» **Given request**
Please write out the material below exactly as given.

----- Items

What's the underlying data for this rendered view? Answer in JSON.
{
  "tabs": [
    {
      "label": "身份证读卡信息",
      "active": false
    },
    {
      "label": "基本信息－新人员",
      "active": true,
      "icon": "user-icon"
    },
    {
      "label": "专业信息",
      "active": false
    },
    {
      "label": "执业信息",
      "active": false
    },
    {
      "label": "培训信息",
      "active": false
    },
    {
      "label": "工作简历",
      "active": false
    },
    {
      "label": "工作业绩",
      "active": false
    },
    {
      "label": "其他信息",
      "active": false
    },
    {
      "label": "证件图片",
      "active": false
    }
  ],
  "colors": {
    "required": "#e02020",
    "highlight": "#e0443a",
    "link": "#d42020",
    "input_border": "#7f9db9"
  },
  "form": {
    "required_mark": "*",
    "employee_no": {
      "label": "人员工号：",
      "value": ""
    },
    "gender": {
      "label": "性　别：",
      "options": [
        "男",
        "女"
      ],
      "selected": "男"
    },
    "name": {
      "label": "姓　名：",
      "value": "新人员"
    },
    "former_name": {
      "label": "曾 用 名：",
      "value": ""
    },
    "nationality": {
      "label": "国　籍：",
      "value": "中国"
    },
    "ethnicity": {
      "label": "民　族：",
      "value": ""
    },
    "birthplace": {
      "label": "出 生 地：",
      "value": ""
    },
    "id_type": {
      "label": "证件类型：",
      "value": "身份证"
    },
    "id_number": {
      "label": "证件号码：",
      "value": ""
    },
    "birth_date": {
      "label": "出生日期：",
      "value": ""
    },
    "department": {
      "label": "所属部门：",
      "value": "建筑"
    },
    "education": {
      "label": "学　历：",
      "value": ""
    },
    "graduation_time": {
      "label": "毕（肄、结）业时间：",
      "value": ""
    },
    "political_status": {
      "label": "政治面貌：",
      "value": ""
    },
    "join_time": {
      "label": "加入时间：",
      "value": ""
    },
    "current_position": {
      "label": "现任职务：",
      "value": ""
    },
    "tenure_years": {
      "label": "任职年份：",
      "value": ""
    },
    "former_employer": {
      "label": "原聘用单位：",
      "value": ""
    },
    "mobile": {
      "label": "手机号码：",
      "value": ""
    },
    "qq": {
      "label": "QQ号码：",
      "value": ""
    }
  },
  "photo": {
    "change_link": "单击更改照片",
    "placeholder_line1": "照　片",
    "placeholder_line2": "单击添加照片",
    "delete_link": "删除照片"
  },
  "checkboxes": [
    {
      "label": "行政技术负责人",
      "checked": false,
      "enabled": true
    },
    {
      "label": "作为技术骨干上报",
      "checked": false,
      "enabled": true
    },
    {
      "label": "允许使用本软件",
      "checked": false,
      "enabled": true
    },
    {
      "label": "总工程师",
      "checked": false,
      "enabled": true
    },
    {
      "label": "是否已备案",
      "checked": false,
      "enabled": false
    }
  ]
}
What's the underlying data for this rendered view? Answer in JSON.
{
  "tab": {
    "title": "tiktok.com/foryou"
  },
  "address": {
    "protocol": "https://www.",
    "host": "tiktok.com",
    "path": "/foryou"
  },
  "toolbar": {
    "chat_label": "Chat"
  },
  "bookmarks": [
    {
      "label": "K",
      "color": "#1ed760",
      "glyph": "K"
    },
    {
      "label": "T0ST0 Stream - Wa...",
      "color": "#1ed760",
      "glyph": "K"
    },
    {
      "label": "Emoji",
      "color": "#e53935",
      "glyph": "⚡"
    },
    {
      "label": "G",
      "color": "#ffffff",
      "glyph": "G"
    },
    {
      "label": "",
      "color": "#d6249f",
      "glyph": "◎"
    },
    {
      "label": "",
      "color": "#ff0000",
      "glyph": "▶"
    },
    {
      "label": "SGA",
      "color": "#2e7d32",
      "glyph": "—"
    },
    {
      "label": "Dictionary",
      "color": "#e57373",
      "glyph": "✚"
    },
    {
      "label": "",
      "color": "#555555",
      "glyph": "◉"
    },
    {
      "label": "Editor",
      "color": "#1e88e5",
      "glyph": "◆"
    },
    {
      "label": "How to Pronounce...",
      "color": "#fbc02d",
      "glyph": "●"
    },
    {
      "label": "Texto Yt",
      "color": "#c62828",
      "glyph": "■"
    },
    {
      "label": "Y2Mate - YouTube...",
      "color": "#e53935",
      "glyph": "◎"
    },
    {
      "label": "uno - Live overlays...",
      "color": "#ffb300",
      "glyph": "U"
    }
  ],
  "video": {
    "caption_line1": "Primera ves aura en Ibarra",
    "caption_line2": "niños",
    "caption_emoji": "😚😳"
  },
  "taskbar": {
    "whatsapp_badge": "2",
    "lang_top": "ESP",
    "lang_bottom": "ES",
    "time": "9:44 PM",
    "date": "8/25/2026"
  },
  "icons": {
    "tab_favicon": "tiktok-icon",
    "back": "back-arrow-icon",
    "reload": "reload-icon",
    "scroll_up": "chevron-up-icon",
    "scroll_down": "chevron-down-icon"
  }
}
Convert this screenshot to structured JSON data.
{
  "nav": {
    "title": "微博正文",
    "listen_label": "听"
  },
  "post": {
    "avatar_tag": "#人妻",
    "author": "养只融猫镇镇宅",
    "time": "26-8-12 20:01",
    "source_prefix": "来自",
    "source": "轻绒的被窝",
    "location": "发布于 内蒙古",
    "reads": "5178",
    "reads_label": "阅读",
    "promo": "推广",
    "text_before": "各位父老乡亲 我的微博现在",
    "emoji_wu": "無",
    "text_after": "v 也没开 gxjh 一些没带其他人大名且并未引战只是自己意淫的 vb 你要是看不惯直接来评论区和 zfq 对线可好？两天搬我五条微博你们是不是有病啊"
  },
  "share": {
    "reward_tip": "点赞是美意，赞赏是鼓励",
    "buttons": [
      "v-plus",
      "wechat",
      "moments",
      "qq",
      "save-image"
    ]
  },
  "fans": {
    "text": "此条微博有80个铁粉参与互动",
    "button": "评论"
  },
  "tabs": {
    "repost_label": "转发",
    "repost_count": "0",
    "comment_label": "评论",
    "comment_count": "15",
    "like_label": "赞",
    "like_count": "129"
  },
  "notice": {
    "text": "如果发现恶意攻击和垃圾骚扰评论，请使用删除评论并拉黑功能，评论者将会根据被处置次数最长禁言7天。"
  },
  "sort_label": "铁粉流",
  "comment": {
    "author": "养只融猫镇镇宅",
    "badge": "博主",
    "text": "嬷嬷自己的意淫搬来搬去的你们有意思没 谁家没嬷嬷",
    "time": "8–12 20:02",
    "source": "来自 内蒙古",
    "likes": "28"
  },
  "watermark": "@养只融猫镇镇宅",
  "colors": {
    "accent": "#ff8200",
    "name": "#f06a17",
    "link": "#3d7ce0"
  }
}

----------

» **In response**
What's the underlying data for this rendered view? Answer in JSON.
{
  "tabs": [
    {
      "label": "身份证读卡信息",
      "active": false
    },
    {
      "label": "基本信息－新人员",
      "active": true,
      "icon": "user-icon"
    },
    {
      "label": "专业信息",
      "active": false
    },
    {
      "label": "执业信息",
      "active": false
    },
    {
      "label": "培训信息",
      "active": false
    },
    {
      "label": "工作简历",
      "active": false
    },
    {
      "label": "工作业绩",
      "active": false
    },
    {
      "label": "其他信息",
      "active": false
    },
    {
      "label": "证件图片",
      "active": false
    }
  ],
  "colors": {
    "required": "#e02020",
    "highlight": "#e0443a",
    "link": "#d42020",
    "input_border": "#7f9db9"
  },
  "form": {
    "required_mark": "*",
    "employee_no": {
      "label": "人员工号：",
      "value": ""
    },
    "gender": {
      "label": "性　别：",
      "options": [
        "男",
        "女"
      ],
      "selected": "男"
    },
    "name": {
      "label": "姓　名：",
      "value": "新人员"
    },
    "former_name": {
      "label": "曾 用 名：",
      "value": ""
    },
    "nationality": {
      "label": "国　籍：",
      "value": "中国"
    },
    "ethnicity": {
      "label": "民　族：",
      "value": ""
    },
    "birthplace": {
      "label": "出 生 地：",
      "value": ""
    },
    "id_type": {
      "label": "证件类型：",
      "value": "身份证"
    },
    "id_number": {
      "label": "证件号码：",
      "value": ""
    },
    "birth_date": {
      "label": "出生日期：",
      "value": ""
    },
    "department": {
      "label": "所属部门：",
      "value": "建筑"
    },
    "education": {
      "label": "学　历：",
      "value": ""
    },
    "graduation_time": {
      "label": "毕（肄、结）业时间：",
      "value": ""
    },
    "political_status": {
      "label": "政治面貌：",
      "value": ""
    },
    "join_time": {
      "label": "加入时间：",
      "value": ""
    },
    "current_position": {
      "label": "现任职务：",
      "value": ""
    },
    "tenure_years": {
      "label": "任职年份：",
      "value": ""
    },
    "former_employer": {
      "label": "原聘用单位：",
      "value": ""
    },
    "mobile": {
      "label": "手机号码：",
      "value": ""
    },
    "qq": {
      "label": "QQ号码：",
      "value": ""
    }
  },
  "photo": {
    "change_link": "单击更改照片",
    "placeholder_line1": "照　片",
    "placeholder_line2": "单击添加照片",
    "delete_link": "删除照片"
  },
  "checkboxes": [
    {
      "label": "行政技术负责人",
      "checked": false,
      "enabled": true
    },
    {
      "label": "作为技术骨干上报",
      "checked": false,
      "enabled": true
    },
    {
      "label": "允许使用本软件",
      "checked": false,
      "enabled": true
    },
    {
      "label": "总工程师",
      "checked": false,
      "enabled": true
    },
    {
      "label": "是否已备案",
      "checked": false,
      "enabled": false
    }
  ]
}
What's the underlying data for this rendered view? Answer in JSON.
{
  "tab": {
    "title": "tiktok.com/foryou"
  },
  "address": {
    "protocol": "https://www.",
    "host": "tiktok.com",
    "path": "/foryou"
  },
  "toolbar": {
    "chat_label": "Chat"
  },
  "bookmarks": [
    {
      "label": "K",
      "color": "#1ed760",
      "glyph": "K"
    },
    {
      "label": "T0ST0 Stream - Wa...",
      "color": "#1ed760",
      "glyph": "K"
    },
    {
      "label": "Emoji",
      "color": "#e53935",
      "glyph": "⚡"
    },
    {
      "label": "G",
      "color": "#ffffff",
      "glyph": "G"
    },
    {
      "label": "",
      "color": "#d6249f",
      "glyph": "◎"
    },
    {
      "label": "",
      "color": "#ff0000",
      "glyph": "▶"
    },
    {
      "label": "SGA",
      "color": "#2e7d32",
      "glyph": "—"
    },
    {
      "label": "Dictionary",
      "color": "#e57373",
      "glyph": "✚"
    },
    {
      "label": "",
      "color": "#555555",
      "glyph": "◉"
    },
    {
      "label": "Editor",
      "color": "#1e88e5",
      "glyph": "◆"
    },
    {
      "label": "How to Pronounce...",
      "color": "#fbc02d",
      "glyph": "●"
    },
    {
      "label": "Texto Yt",
      "color": "#c62828",
      "glyph": "■"
    },
    {
      "label": "Y2Mate - YouTube...",
      "color": "#e53935",
      "glyph": "◎"
    },
    {
      "label": "uno - Live overlays...",
      "color": "#ffb300",
      "glyph": "U"
    }
  ],
  "video": {
    "caption_line1": "Primera ves aura en Ibarra",
    "caption_line2": "niños",
    "caption_emoji": "😚😳"
  },
  "taskbar": {
    "whatsapp_badge": "2",
    "lang_top": "ESP",
    "lang_bottom": "ES",
    "time": "9:44 PM",
    "date": "8/25/2026"
  },
  "icons": {
    "tab_favicon": "tiktok-icon",
    "back": "back-arrow-icon",
    "reload": "reload-icon",
    "scroll_up": "chevron-up-icon",
    "scroll_down": "chevron-down-icon"
  }
}
Convert this screenshot to structured JSON data.
{
  "nav": {
    "title": "微博正文",
    "listen_label": "听"
  },
  "post": {
    "avatar_tag": "#人妻",
    "author": "养只融猫镇镇宅",
    "time": "26-8-12 20:01",
    "source_prefix": "来自",
    "source": "轻绒的被窝",
    "location": "发布于 内蒙古",
    "reads": "5178",
    "reads_label": "阅读",
    "promo": "推广",
    "text_before": "各位父老乡亲 我的微博现在",
    "emoji_wu": "無",
    "text_after": "v 也没开 gxjh 一些没带其他人大名且并未引战只是自己意淫的 vb 你要是看不惯直接来评论区和 zfq 对线可好？两天搬我五条微博你们是不是有病啊"
  },
  "share": {
    "reward_tip": "点赞是美意，赞赏是鼓励",
    "buttons": [
      "v-plus",
      "wechat",
      "moments",
      "qq",
      "save-image"
    ]
  },
  "fans": {
    "text": "此条微博有80个铁粉参与互动",
    "button": "评论"
  },
  "tabs": {
    "repost_label": "转发",
    "repost_count": "0",
    "comment_label": "评论",
    "comment_count": "15",
    "like_label": "赞",
    "like_count": "129"
  },
  "notice": {
    "text": "如果发现恶意攻击和垃圾骚扰评论，请使用删除评论并拉黑功能，评论者将会根据被处置次数最长禁言7天。"
  },
  "sort_label": "铁粉流",
  "comment": {
    "author": "养只融猫镇镇宅",
    "badge": "博主",
    "text": "嬷嬷自己的意淫搬来搬去的你们有意思没 谁家没嬷嬷",
    "time": "8–12 20:02",
    "source": "来自 内蒙古",
    "likes": "28"
  },
  "watermark": "@养只融猫镇镇宅",
  "colors": {
    "accent": "#ff8200",
    "name": "#f06a17",
    "link": "#3d7ce0"
  }
}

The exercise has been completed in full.